■ EXTRAIT À LIRE:
"Force et substance"
Une conférence
de Rudolf Steiner, tenue à Landin pendant l'été 1906
(d'après des notes en sténographie de Mathilde Scholl)
L'origine lointaine de toutes
les choses, l'énergie primitive, l'archée, est une unité
indifférenciée. Elle est en même temps infiniment grande
et infiniment petite. Elle est centre et périphérie et la plénitude
de vie infinie qui coule à travers tout et qui relie le centre à
la périphérie. Elle est le plus grande calme et la plus grande
activité dans le même temps. Elle est la force incessamment
active qui ne connaît aucune interruption de son action. Elle est tout
aussi bien lumière sans ombre qu'obscurité sans lumière;
elle est tout aussi bien tout que rien. Comprendre l'action de l'Un, nous
ne le pouvons pas, pourtant, à partir des lois révélées,
nous pouvons nous faire des images des lois selon lesquelles l'archée
s'est manifestée dans le monde.
Observons la chose suivante:
plus une substance est grossière, moins elle s'extériorise
par la propre force (ou énergie, ndt) qu'elle renferme. Plus une substance
est subtile, plus elle exerce des effets puissants sur son environnement.

■ DONNÉES FOURNIES:
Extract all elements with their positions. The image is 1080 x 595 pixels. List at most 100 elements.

■ ÉNONCÉ: Restituez intégralement, mot pour mot, l'extrait de la conférence « Force et substance ».

■ RÉPONSE:
"Force et substance"
Une conférence
de Rudolf Steiner, tenue à Landin pendant l'été 1906
(d'après des notes en sténographie de Mathilde Scholl)
L'origine lointaine de toutes
les choses, l'énergie primitive, l'archée, est une unité
indifférenciée. Elle est en même temps infiniment grande
et infiniment petite. Elle est centre et périphérie et la plénitude
de vie infinie qui coule à travers tout et qui relie le centre à
la périphérie. Elle est le plus grande calme et la plus grande
activité dans le même temps. Elle est la force incessamment
active qui ne connaît aucune interruption de son action. Elle est tout
aussi bien lumière sans ombre qu'obscurité sans lumière;
elle est tout aussi bien tout que rien. Comprendre l'action de l'Un, nous
ne le pouvons pas, pourtant, à partir des lois révélées,
nous pouvons nous faire des images des lois selon lesquelles l'archée
s'est manifestée dans le monde.
Observons la chose suivante:
plus une substance est grossière, moins elle s'extériorise
par la propre force (ou énergie, ndt) qu'elle renferme. Plus une substance
est subtile, plus elle exerce des effets puissants sur son environnement.